**To be done:**
Locate and copy each line in the data that contains the word "page".

**Source data:**
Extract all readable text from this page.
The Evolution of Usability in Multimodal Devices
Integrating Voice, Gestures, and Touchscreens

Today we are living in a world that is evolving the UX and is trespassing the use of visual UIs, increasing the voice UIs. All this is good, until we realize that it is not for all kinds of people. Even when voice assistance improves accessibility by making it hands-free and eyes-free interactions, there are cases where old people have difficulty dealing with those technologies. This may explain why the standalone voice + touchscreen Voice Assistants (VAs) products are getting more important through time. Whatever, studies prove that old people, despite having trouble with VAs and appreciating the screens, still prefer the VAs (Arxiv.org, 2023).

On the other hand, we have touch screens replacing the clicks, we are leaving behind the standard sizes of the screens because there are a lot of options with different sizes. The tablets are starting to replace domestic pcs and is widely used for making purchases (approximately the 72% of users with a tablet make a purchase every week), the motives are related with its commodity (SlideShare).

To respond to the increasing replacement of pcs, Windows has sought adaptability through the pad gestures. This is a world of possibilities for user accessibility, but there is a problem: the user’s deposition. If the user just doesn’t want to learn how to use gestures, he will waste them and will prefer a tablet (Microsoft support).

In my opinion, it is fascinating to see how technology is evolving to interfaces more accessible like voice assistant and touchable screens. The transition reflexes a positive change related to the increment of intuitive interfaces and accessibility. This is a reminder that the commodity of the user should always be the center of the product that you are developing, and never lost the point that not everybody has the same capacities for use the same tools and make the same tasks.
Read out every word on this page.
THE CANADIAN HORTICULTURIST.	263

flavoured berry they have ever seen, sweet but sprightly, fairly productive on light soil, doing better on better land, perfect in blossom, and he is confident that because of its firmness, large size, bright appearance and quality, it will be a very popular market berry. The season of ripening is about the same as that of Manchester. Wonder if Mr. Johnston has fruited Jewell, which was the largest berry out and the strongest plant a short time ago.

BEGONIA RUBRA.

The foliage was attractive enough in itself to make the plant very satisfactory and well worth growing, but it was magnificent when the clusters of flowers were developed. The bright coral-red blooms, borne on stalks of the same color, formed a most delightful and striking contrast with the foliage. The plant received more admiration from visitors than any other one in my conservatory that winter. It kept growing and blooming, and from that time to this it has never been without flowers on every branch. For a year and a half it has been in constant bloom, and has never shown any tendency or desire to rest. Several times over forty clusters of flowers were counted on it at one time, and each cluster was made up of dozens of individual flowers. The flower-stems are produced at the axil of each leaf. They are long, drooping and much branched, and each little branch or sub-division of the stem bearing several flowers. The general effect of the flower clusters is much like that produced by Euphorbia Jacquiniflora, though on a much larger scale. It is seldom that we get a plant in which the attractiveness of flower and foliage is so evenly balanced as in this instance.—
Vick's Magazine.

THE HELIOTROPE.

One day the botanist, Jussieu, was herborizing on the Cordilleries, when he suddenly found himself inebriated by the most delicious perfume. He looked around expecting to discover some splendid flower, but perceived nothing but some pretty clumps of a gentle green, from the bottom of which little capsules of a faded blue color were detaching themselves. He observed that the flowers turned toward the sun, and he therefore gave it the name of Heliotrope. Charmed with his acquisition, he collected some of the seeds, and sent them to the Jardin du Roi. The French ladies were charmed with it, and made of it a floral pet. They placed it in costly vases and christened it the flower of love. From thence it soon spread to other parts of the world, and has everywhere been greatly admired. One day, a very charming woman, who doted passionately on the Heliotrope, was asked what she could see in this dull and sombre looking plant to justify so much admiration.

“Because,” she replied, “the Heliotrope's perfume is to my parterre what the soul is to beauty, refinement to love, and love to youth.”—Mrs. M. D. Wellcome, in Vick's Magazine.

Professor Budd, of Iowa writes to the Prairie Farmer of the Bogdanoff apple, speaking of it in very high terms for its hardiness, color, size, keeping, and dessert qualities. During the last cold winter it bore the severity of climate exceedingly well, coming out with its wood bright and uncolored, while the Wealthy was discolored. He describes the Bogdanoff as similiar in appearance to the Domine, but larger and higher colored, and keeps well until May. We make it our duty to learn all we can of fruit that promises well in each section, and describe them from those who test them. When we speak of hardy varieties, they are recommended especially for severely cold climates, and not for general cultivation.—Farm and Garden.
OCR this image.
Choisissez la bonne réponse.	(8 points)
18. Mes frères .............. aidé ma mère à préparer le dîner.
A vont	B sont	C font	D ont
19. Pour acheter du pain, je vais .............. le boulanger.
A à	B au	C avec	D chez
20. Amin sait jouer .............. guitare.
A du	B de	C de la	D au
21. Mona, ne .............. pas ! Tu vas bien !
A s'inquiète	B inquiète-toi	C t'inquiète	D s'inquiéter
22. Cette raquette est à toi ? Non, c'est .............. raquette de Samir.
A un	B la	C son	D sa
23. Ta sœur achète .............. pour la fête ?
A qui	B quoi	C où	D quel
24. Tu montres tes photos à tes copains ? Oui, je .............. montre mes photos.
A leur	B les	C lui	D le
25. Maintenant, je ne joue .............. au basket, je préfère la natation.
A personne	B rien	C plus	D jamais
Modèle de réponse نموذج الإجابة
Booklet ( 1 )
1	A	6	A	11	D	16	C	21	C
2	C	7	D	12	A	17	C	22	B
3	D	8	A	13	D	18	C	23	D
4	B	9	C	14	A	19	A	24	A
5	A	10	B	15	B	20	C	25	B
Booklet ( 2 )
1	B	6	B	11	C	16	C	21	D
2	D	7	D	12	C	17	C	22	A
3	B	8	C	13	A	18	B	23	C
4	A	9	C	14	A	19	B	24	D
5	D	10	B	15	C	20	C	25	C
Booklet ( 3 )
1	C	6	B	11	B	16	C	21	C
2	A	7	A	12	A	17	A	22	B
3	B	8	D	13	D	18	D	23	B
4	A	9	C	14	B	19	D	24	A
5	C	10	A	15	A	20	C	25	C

**Output:**
Extract all readable text from this page.
Read out every word on this page.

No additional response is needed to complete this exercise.